Tasks for this exercise >>
(1) In the container documentation, which two methods define parameters for service definitions to use?
(2) Continue the container documentation from its final sentence on delegation.

Text excerpt >>
=-=-=

You can use providers to isolate service configuration within your domains. A service provider is any class that extends MattFerris\Di\ServiceProvider, or implements MattFerris\Provider\ProviderInterface. When registered via register($provider), the provider's provides() method is passed an instance of the container and can then register services.

class MyProvider extends MattFerris\Di\ServiceProvider
{
    public function provides($consumer)
    {
        // validate consumer is an instance of \MattFerris\Di\ContainerInterface
        parent::provides($consumer);

        $di->set('MyService', function () { ... });
    }
}

$di->register(new MyProvider());

$myService = $di->get('MyService');

Defining Parameters

You can define parameters for any service definitions to use via setParameter() and getParameter(). This allows you to create more dynamic service definitions and configurations.

$di->setParameter('db', array(
    'user' => 'joe',
    'pass' => 'p4ssw0rd',
    'host' => 'localhost',
    'db' => 'foo'
));

$di->set('DB', function ($di) {
    $cfg = $di->getParameter('db');
    return new \DbConnection(
        $cfg['user'], $cfg['pass'], $cfg['host'], $cfg['db']
    );
}, true);

The database connection settings can now be defined dynamically. Also notice the DB service is defined as a singleton.

Delegation

Key prefixes can be delegated to other containers for lookup. This allows parts of your application, or third party components, to configure their own local containers, but plug them into a central container.

=-=-=

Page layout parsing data
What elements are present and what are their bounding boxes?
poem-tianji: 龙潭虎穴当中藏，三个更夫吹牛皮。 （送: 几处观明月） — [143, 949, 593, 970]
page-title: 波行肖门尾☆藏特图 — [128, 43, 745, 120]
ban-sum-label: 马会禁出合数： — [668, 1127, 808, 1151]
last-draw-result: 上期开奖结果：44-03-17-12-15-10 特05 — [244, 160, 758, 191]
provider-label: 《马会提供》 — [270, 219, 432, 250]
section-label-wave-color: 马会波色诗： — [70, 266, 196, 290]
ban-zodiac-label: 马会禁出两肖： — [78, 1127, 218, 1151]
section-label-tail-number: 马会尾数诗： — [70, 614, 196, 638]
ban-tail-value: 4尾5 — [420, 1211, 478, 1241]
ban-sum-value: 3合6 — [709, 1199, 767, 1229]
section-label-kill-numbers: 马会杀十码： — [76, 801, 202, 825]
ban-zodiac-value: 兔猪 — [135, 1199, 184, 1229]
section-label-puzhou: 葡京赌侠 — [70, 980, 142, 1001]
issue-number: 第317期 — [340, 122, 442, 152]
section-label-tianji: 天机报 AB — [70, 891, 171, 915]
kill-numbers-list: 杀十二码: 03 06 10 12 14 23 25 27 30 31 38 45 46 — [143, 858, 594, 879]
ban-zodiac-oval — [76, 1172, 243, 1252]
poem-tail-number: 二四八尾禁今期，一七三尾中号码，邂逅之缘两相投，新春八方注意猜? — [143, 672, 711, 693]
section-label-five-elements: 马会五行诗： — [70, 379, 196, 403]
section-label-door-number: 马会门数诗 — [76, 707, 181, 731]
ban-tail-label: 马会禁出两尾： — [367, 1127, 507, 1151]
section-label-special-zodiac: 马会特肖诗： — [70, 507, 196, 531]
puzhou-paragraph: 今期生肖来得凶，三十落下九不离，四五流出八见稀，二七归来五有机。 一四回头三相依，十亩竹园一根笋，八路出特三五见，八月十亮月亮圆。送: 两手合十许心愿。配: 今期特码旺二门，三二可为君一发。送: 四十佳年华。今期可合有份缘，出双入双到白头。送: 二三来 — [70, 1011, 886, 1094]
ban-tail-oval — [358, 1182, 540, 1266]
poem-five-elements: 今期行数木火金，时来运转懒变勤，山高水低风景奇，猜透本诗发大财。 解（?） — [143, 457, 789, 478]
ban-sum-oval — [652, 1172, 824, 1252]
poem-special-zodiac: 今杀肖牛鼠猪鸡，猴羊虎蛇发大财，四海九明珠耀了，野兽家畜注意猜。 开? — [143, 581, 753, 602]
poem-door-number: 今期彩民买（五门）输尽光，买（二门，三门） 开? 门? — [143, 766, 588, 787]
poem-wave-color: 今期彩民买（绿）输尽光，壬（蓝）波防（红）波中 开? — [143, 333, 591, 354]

=-=-=

Responses to the exercise >>
(1) setParameter() and getParameter().

(2)
$di->delegate('Foo.', $container);

Now, any key beginning with Foo. will be delegated to $container for handling.

Custom Injection

In some cases, you may want to dynamically instantiate a class, or call a method (static or otherwise), closure or function. The methods injectConstructor(), injectionMethod(), injectStaticMethod(), and injectFunction() can accomplish this in a flexible way.

class FooClass
{
    public function __construct($argA, $argB)
    {
    }
}

$object = $di->injectConstructor(
    'FooClass',
     array('argA' => 'foo', 'argB' => 'bar')
);

The above example returns an instance of FooClass with injected constructor arguments. Take note that the second argument passed to injectConstructor() is an array, and this array defines which arguments get which values. These values can be specified in any order, and the method will match the keys with the actual argument names in the contructors signature. The following example would have the same result.

$object = $di->injectConstructor(
    'FooClass',
    array('blah' => 'bling', 'argB' => 'bar', 'argA' => 'foo')
);

injectConstructor() assigns the appropriate keys to their corresponding arguments. Keys with no corresponding argument are ignored. This principle is the same for the other inject methods.

$result = $di->injectMethod($object, 'someMethod', array('foo' => 'bar'));

$result = $di->injectStaticMethod('FooClass', 'someMethod', array('foo' => 'bar'));

$result = $di->injectFunction('someFunction', array('foo' => 'bar'));

$result = $di->injectFunction($closure, array('foo' => 'bar'));

Of course, you could inject defined services and parameters as well.

$object = $di->injectConstructor(
    'FooClass',
    array('argA' => $di->get('FooService'), 'argB' => $di->getParameter('foo'))
);

For convenience, the inject methods understand placeholders for services and parameters.

$object = $di->injectConstructor(
    'FooClass',
    array('argA' => '%FooService', 'argB' => ':foo')
);

Services can be referenced by prefixing the service name with a percent sign (%), and parameters can be referenced by prefixing the parameter name with a colon (:).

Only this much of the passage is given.